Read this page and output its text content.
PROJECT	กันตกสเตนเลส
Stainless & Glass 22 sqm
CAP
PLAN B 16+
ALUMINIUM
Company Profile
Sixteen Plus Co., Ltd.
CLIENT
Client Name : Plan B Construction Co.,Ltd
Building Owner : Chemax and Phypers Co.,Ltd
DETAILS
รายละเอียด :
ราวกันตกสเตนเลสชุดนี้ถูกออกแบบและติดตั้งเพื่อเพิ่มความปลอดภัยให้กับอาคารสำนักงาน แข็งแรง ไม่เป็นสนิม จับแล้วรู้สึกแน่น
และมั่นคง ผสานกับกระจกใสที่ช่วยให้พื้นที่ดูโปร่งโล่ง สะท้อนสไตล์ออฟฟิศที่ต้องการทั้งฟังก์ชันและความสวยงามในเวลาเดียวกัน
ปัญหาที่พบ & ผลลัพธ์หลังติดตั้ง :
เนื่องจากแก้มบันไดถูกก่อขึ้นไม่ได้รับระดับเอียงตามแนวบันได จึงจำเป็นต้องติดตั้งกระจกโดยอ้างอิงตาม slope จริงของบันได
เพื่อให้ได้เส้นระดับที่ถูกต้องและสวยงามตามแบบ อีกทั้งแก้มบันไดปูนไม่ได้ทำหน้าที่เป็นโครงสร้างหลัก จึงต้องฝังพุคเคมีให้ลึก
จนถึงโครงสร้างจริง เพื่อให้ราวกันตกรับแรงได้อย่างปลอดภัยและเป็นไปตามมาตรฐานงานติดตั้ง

--

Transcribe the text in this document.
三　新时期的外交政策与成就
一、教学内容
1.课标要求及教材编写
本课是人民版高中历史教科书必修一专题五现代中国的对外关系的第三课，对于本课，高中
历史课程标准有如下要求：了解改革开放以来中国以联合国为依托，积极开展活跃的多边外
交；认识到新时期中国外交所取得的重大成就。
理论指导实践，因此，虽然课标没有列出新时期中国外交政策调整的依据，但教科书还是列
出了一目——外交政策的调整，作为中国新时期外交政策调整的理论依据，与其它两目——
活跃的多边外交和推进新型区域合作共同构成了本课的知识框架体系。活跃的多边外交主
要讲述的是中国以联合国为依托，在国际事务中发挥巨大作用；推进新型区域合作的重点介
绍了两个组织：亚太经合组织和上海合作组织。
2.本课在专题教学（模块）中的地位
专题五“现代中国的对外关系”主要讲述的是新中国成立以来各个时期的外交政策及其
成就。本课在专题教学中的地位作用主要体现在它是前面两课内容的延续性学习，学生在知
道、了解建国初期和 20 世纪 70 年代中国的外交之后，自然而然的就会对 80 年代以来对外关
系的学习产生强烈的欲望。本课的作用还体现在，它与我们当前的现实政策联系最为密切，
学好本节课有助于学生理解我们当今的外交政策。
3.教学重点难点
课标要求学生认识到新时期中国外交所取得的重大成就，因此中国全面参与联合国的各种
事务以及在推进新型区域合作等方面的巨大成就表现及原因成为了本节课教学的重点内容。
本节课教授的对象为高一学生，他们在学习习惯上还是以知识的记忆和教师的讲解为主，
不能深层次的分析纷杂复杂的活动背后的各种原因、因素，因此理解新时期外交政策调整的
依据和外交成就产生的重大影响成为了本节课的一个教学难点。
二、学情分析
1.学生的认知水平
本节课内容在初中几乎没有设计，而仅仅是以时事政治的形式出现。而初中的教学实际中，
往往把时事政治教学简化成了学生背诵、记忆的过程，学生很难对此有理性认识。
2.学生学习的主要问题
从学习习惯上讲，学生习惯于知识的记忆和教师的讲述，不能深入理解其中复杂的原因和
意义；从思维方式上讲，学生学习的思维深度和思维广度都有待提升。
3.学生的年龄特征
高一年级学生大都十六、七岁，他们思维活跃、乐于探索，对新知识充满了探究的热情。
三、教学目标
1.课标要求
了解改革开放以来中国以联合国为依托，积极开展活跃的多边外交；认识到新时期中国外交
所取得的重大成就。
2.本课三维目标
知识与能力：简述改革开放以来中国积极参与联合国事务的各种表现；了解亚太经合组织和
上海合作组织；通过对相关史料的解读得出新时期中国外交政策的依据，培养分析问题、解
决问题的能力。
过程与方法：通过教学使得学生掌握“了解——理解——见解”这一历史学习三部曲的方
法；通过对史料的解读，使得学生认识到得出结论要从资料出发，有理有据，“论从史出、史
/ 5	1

- GOAL OF THE EXERCISE -
Find the lines with the string "了解改革开放以来中国以联合国为依托" and reproduce them.

- SOLUTION TO THIS PROBLEM -
历史课程标准有如下要求：了解改革开放以来中国以联合国为依托，积极开展活跃的多边外
了解改革开放以来中国以联合国为依托，积极开展活跃的多边外交；认识到新时期中国外交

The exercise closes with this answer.